Can you reproduce the data beneath, keeping every line exact?
● ● ● ● ●
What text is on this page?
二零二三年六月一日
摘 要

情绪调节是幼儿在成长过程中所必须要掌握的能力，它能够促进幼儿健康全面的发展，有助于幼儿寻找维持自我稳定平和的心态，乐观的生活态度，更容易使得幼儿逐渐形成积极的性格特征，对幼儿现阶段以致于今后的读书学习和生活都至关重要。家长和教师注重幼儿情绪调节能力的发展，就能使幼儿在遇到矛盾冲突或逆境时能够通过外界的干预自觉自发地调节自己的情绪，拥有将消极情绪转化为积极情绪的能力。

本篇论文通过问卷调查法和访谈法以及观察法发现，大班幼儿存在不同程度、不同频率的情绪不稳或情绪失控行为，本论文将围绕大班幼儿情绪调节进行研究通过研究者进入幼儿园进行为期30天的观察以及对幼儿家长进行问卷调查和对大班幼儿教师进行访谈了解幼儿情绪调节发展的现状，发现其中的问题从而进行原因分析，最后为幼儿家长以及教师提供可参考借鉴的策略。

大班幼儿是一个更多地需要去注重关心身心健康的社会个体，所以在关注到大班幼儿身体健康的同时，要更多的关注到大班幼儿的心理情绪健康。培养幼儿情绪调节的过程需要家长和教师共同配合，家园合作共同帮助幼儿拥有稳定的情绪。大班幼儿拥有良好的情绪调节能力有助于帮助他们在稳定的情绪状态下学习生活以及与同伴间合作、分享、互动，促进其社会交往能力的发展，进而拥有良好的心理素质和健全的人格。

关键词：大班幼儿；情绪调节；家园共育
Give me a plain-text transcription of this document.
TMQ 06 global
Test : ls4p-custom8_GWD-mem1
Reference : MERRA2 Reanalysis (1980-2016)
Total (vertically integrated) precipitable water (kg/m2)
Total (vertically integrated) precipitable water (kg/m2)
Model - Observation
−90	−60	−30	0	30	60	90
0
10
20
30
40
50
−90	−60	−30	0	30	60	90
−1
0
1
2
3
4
● ● ● ● ●
● **The reply**
What text is on this page?
二零二三年六月一日
摘 要

情绪调节是幼儿在成长过程中所必须要掌握的能力，它能够促进幼儿健康全面的发展，有助于幼儿寻找维持自我稳定平和的心态，乐观的生活态度，更容易使得幼儿逐渐形成积极的性格特征，对幼儿现阶段以致于今后的读书学习和生活都至关重要。家长和教师注重幼儿情绪调节能力的发展，就能使幼儿在遇到矛盾冲突或逆境时能够通过外界的干预自觉自发地调节自己的情绪，拥有将消极情绪转化为积极情绪的能力。

本篇论文通过问卷调查法和访谈法以及观察法发现，大班幼儿存在不同程度、不同频率的情绪不稳或情绪失控行为，本论文将围绕大班幼儿情绪调节进行研究通过研究者进入幼儿园进行为期30天的观察以及对幼儿家长进行问卷调查和对大班幼儿教师进行访谈了解幼儿情绪调节发展的现状，发现其中的问题从而进行原因分析，最后为幼儿家长以及教师提供可参考借鉴的策略。

大班幼儿是一个更多地需要去注重关心身心健康的社会个体，所以在关注到大班幼儿身体健康的同时，要更多的关注到大班幼儿的心理情绪健康。培养幼儿情绪调节的过程需要家长和教师共同配合，家园合作共同帮助幼儿拥有稳定的情绪。大班幼儿拥有良好的情绪调节能力有助于帮助他们在稳定的情绪状态下学习生活以及与同伴间合作、分享、互动，促进其社会交往能力的发展，进而拥有良好的心理素质和健全的人格。

关键词：大班幼儿；情绪调节；家园共育
Give me a plain-text transcription of this document.
TMQ 06 global
Test : ls4p-custom8_GWD-mem1
Reference : MERRA2 Reanalysis (1980-2016)
Total (vertically integrated) precipitable water (kg/m2)
Total (vertically integrated) precipitable water (kg/m2)
Model - Observation
−90	−60	−30	0	30	60	90
0
10
20
30
40
50
−90	−60	−30	0	30	60	90
−1
0
1
2
3
4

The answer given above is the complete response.